→ Task requirements
Restate, word for word, the run of lines that starts at the line containing "Extract all readable text from this page." and ends with the final line of the listing. Leave pictures out.

== Input for this task ==

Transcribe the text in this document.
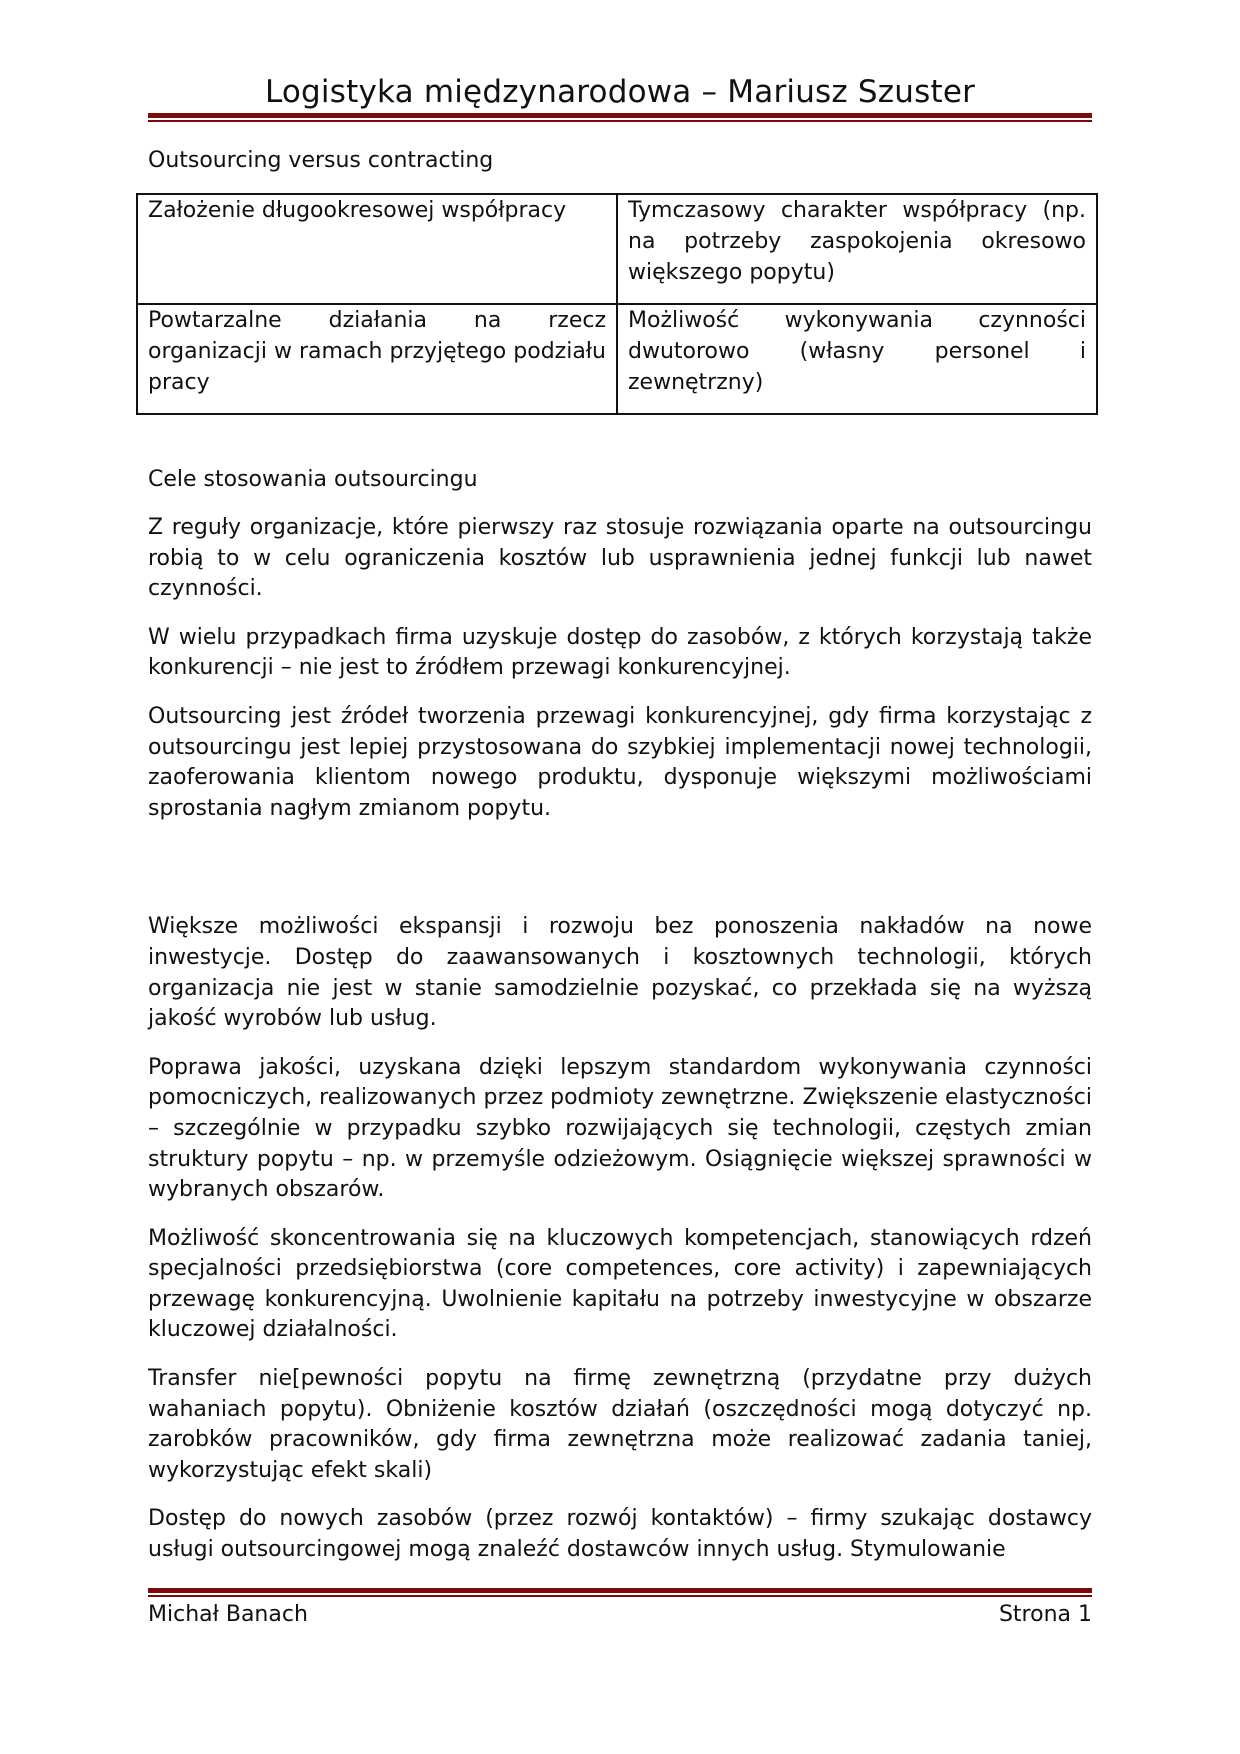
Logistyka międzynarodowa – Mariusz Szuster
Outsourcing versus contracting
Założenie długookresowej współpracy	Tymczasowy charakter współpracy (np. na potrzeby zaspokojenia okresowo większego popytu)
Powtarzalne działania na rzecz organizacji w ramach przyjętego podziału pracy	Możliwość wykonywania czynności dwutorowo (własny personel i zewnętrzny)
Cele stosowania outsourcingu

Z reguły organizacje, które pierwszy raz stosuje rozwiązania oparte na outsourcingu robią to w celu ograniczenia kosztów lub usprawnienia jednej funkcji lub nawet czynności.

W wielu przypadkach firma uzyskuje dostęp do zasobów, z których korzystają także konkurencji – nie jest to źródłem przewagi konkurencyjnej.

Outsourcing jest źródeł tworzenia przewagi konkurencyjnej, gdy firma korzystając z outsourcingu jest lepiej przystosowana do szybkiej implementacji nowej technologii, zaoferowania klientom nowego produktu, dysponuje większymi możliwościami sprostania nagłym zmianom popytu.

Większe możliwości ekspansji i rozwoju bez ponoszenia nakładów na nowe inwestycje. Dostęp do zaawansowanych i kosztownych technologii, których organizacja nie jest w stanie samodzielnie pozyskać, co przekłada się na wyższą jakość wyrobów lub usług.

Poprawa jakości, uzyskana dzięki lepszym standardom wykonywania czynności pomocniczych, realizowanych przez podmioty zewnętrzne. Zwiększenie elastyczności – szczególnie w przypadku szybko rozwijających się technologii, częstych zmian struktury popytu – np. w przemyśle odzieżowym. Osiągnięcie większej sprawności w wybranych obszarów.

Możliwość skoncentrowania się na kluczowych kompetencjach, stanowiących rdzeń specjalności przedsiębiorstwa (core competences, core activity) i zapewniających przewagę konkurencyjną. Uwolnienie kapitału na potrzeby inwestycyjne w obszarze kluczowej działalności.

Transfer nie[pewności popytu na firmę zewnętrzną (przydatne przy dużych wahaniach popytu). Obniżenie kosztów działań (oszczędności mogą dotyczyć np. zarobków pracowników, gdy firma zewnętrzna może realizować zadania taniej, wykorzystując efekt skali)

Dostęp do nowych zasobów (przez rozwój kontaktów) – firmy szukając dostawcy usługi outsourcingowej mogą znaleźć dostawców innych usług. Stymulowanie

Michał Banach	Strona 1
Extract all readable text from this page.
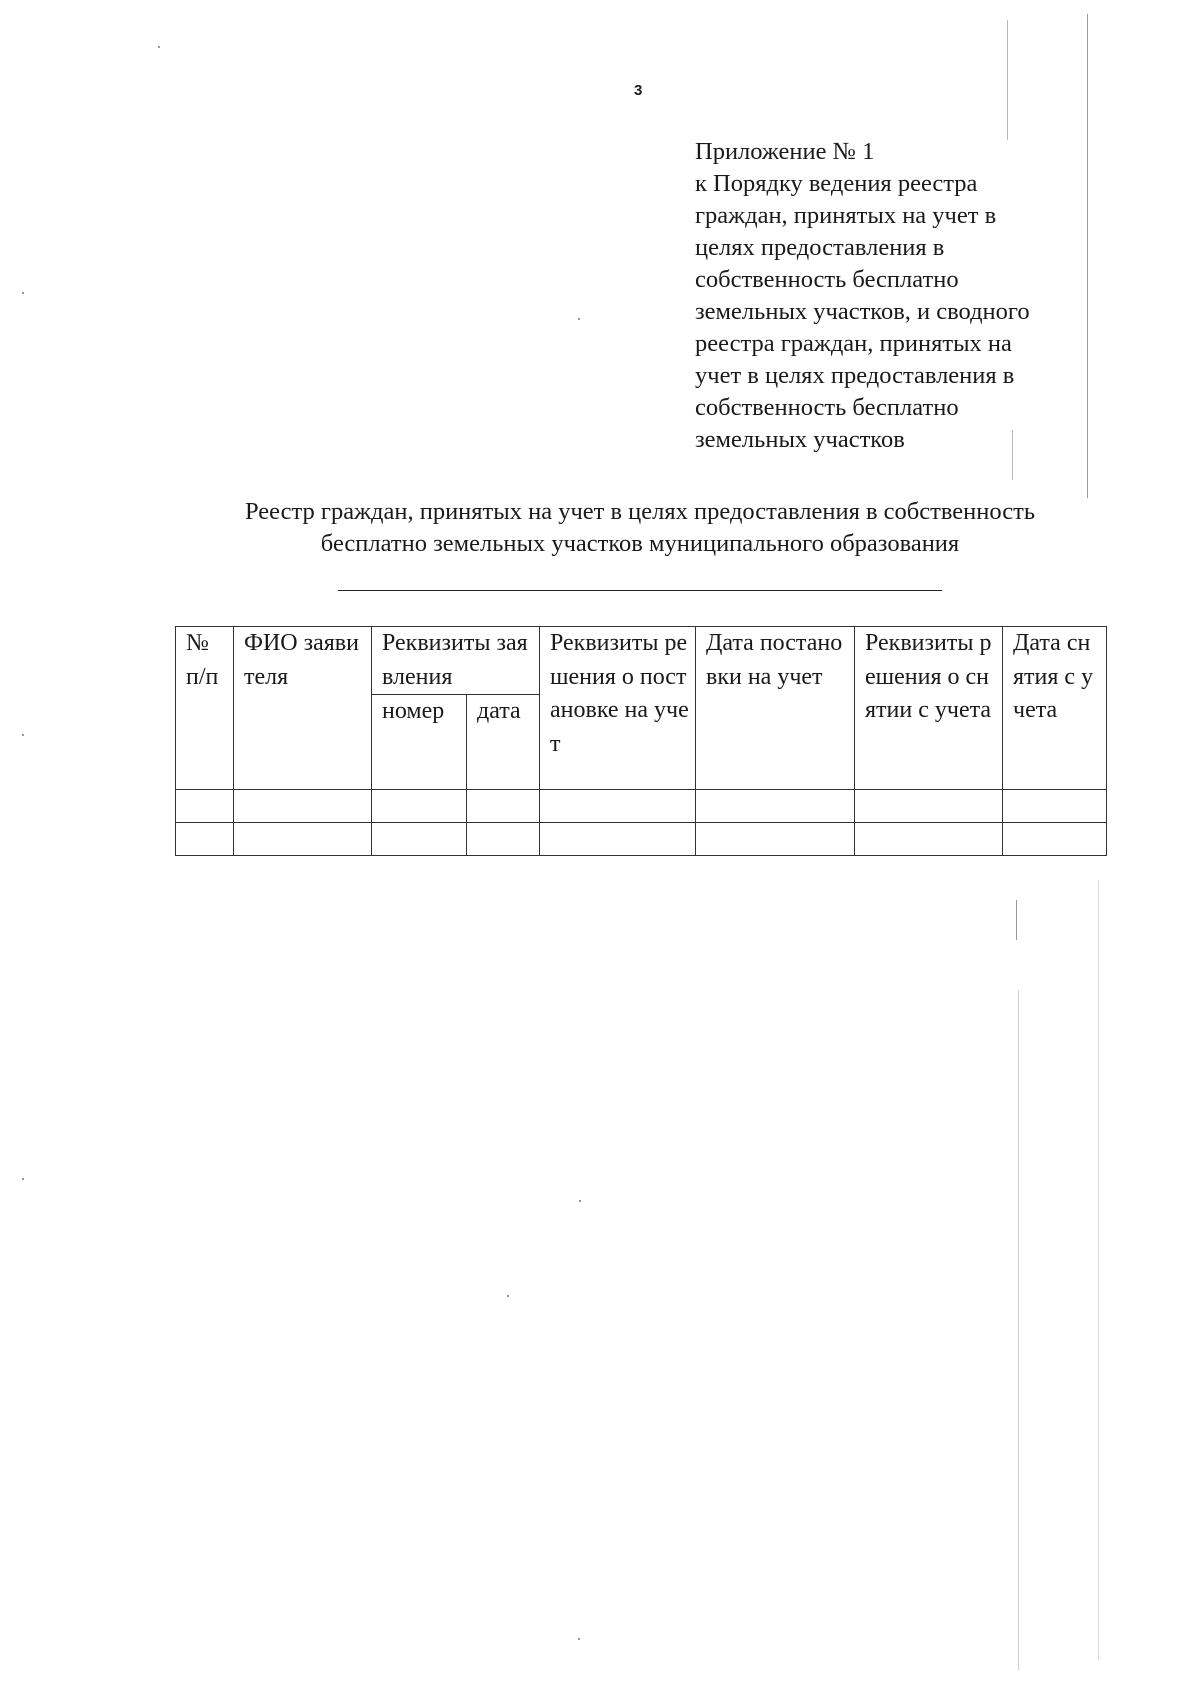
3
Приложение № 1
к Порядку ведения реестра
граждан, принятых на учет в
целях предоставления в
собственность бесплатно
земельных участков, и сводного
реестра граждан, принятых на
учет в целях предоставления в
собственность бесплатно
земельных участков
Реестр граждан, принятых на учет в целях предоставления в собственность
бесплатно земельных участков муниципального образования
№ п/п	ФИО заявителя	Реквизиты заявления		Реквизиты решения о постановке на учет	Дата постановки на учет	Реквизиты решения о снятии с учета	Дата снятия с учета
		номер	дата				
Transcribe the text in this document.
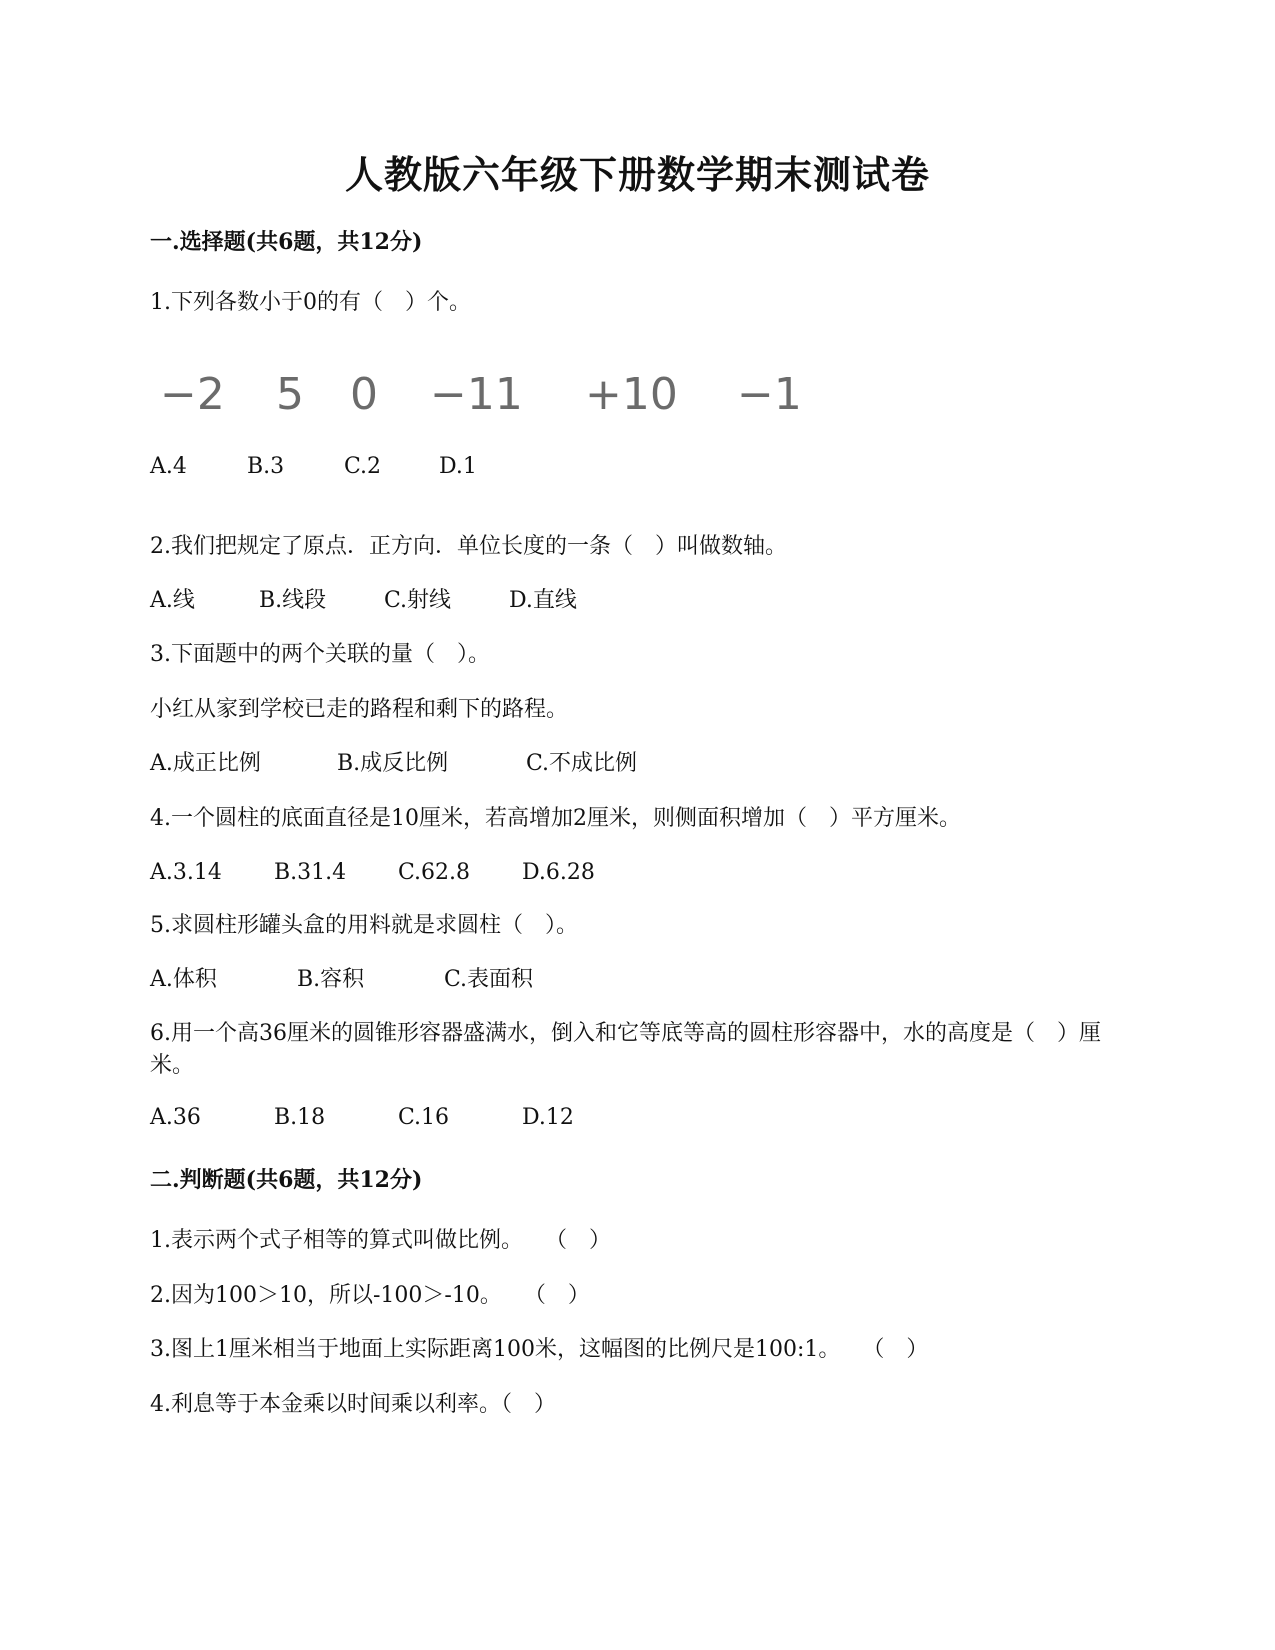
人教版六年级下册数学期末测试卷
一.选择题(共6题，共12分)
1.下列各数小于0的有（　）个。
−2 5 0 −11 +10 −1
A.4	B.3	C.2	D.1
2.我们把规定了原点．正方向．单位长度的一条（　）叫做数轴。
A.线	B.线段	C.射线	D.直线
3.下面题中的两个关联的量（　）。
小红从家到学校已走的路程和剩下的路程。
A.成正比例	B.成反比例	C.不成比例
4.一个圆柱的底面直径是10厘米，若高增加2厘米，则侧面积增加（　）平方厘米。
A.3.14 B.31.4 C.62.8 D.6.28
5.求圆柱形罐头盒的用料就是求圆柱（　）。
A.体积	B.容积	C.表面积
6.用一个高36厘米的圆锥形容器盛满水，倒入和它等底等高的圆柱形容器中，水的高度是（　）厘米。
A.36	B.18	C.16	D.12
二.判断题(共6题，共12分)
1.表示两个式子相等的算式叫做比例。　　（　）
2.因为100＞10，所以-100＞-10。　　（　）
3.图上1厘米相当于地面上实际距离100米，这幅图的比例尺是100:1。　　（　）
4.利息等于本金乘以时间乘以利率。（　）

===

→ Answer for this exercise
Extract all readable text from this page.
3
Приложение № 1
к Порядку ведения реестра
граждан, принятых на учет в
целях предоставления в
собственность бесплатно
земельных участков, и сводного
реестра граждан, принятых на
учет в целях предоставления в
собственность бесплатно
земельных участков
Реестр граждан, принятых на учет в целях предоставления в собственность
бесплатно земельных участков муниципального образования
№ п/п	ФИО заявителя	Реквизиты заявления		Реквизиты решения о постановке на учет	Дата постановки на учет	Реквизиты решения о снятии с учета	Дата снятия с учета
		номер	дата				
Transcribe the text in this document.
人教版六年级下册数学期末测试卷
一.选择题(共6题，共12分)
1.下列各数小于0的有（　）个。
−2 5 0 −11 +10 −1
A.4	B.3	C.2	D.1
2.我们把规定了原点．正方向．单位长度的一条（　）叫做数轴。
A.线	B.线段	C.射线	D.直线
3.下面题中的两个关联的量（　）。
小红从家到学校已走的路程和剩下的路程。
A.成正比例	B.成反比例	C.不成比例
4.一个圆柱的底面直径是10厘米，若高增加2厘米，则侧面积增加（　）平方厘米。
A.3.14 B.31.4 C.62.8 D.6.28
5.求圆柱形罐头盒的用料就是求圆柱（　）。
A.体积	B.容积	C.表面积
6.用一个高36厘米的圆锥形容器盛满水，倒入和它等底等高的圆柱形容器中，水的高度是（　）厘米。
A.36	B.18	C.16	D.12
二.判断题(共6题，共12分)
1.表示两个式子相等的算式叫做比例。　　（　）
2.因为100＞10，所以-100＞-10。　　（　）
3.图上1厘米相当于地面上实际距离100米，这幅图的比例尺是100:1。　　（　）
4.利息等于本金乘以时间乘以利率。（　）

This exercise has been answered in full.